## Work instructions
Output the material beneath this task exactly, images excluded.
———
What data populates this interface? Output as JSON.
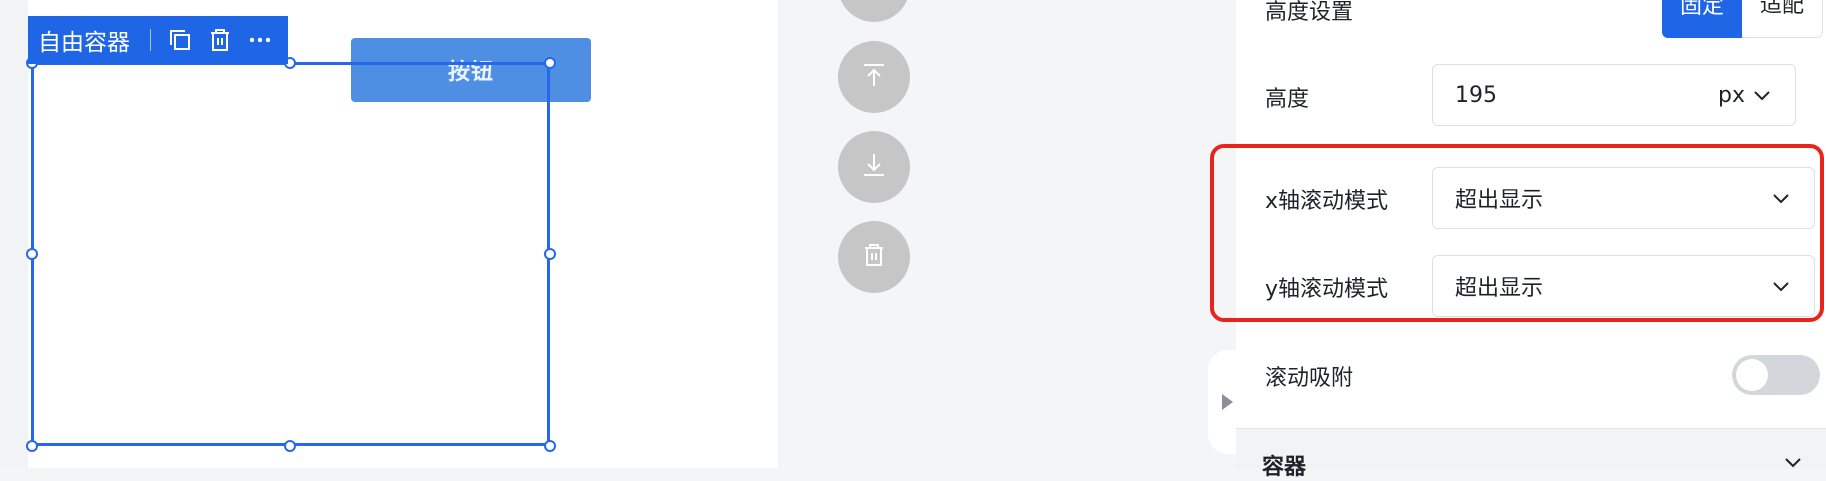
{
  "colors": {
    "accent": "#1e66e6",
    "highlight": "#e8241b",
    "fab": "#c6c6c6",
    "button_preview": "#4f8fe3"
  },
  "toolbar": {
    "label": "自由容器",
    "icons": [
      "copy-icon",
      "delete-icon",
      "more-icon"
    ]
  },
  "canvas": {
    "button_label": "按钮"
  },
  "fabs": [
    "move-up-icon",
    "move-down-icon",
    "delete-icon"
  ],
  "panel": {
    "height_setting": {
      "label": "高度设置",
      "options": [
        "固定",
        "适配"
      ],
      "active": "固定"
    },
    "height": {
      "label": "高度",
      "value": "195",
      "unit": "px"
    },
    "x_scroll": {
      "label": "x轴滚动模式",
      "value": "超出显示"
    },
    "y_scroll": {
      "label": "y轴滚动模式",
      "value": "超出显示"
    },
    "scroll_snap": {
      "label": "滚动吸附",
      "enabled": false
    },
    "section": {
      "title": "容器"
    }
  }
}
———
## Solution to this task
What data populates this interface? Output as JSON.
{
  "colors": {
    "accent": "#1e66e6",
    "highlight": "#e8241b",
    "fab": "#c6c6c6",
    "button_preview": "#4f8fe3"
  },
  "toolbar": {
    "label": "自由容器",
    "icons": [
      "copy-icon",
      "delete-icon",
      "more-icon"
    ]
  },
  "canvas": {
    "button_label": "按钮"
  },
  "fabs": [
    "move-up-icon",
    "move-down-icon",
    "delete-icon"
  ],
  "panel": {
    "height_setting": {
      "label": "高度设置",
      "options": [
        "固定",
        "适配"
      ],
      "active": "固定"
    },
    "height": {
      "label": "高度",
      "value": "195",
      "unit": "px"
    },
    "x_scroll": {
      "label": "x轴滚动模式",
      "value": "超出显示"
    },
    "y_scroll": {
      "label": "y轴滚动模式",
      "value": "超出显示"
    },
    "scroll_snap": {
      "label": "滚动吸附",
      "enabled": false
    },
    "section": {
      "title": "容器"
    }
  }
}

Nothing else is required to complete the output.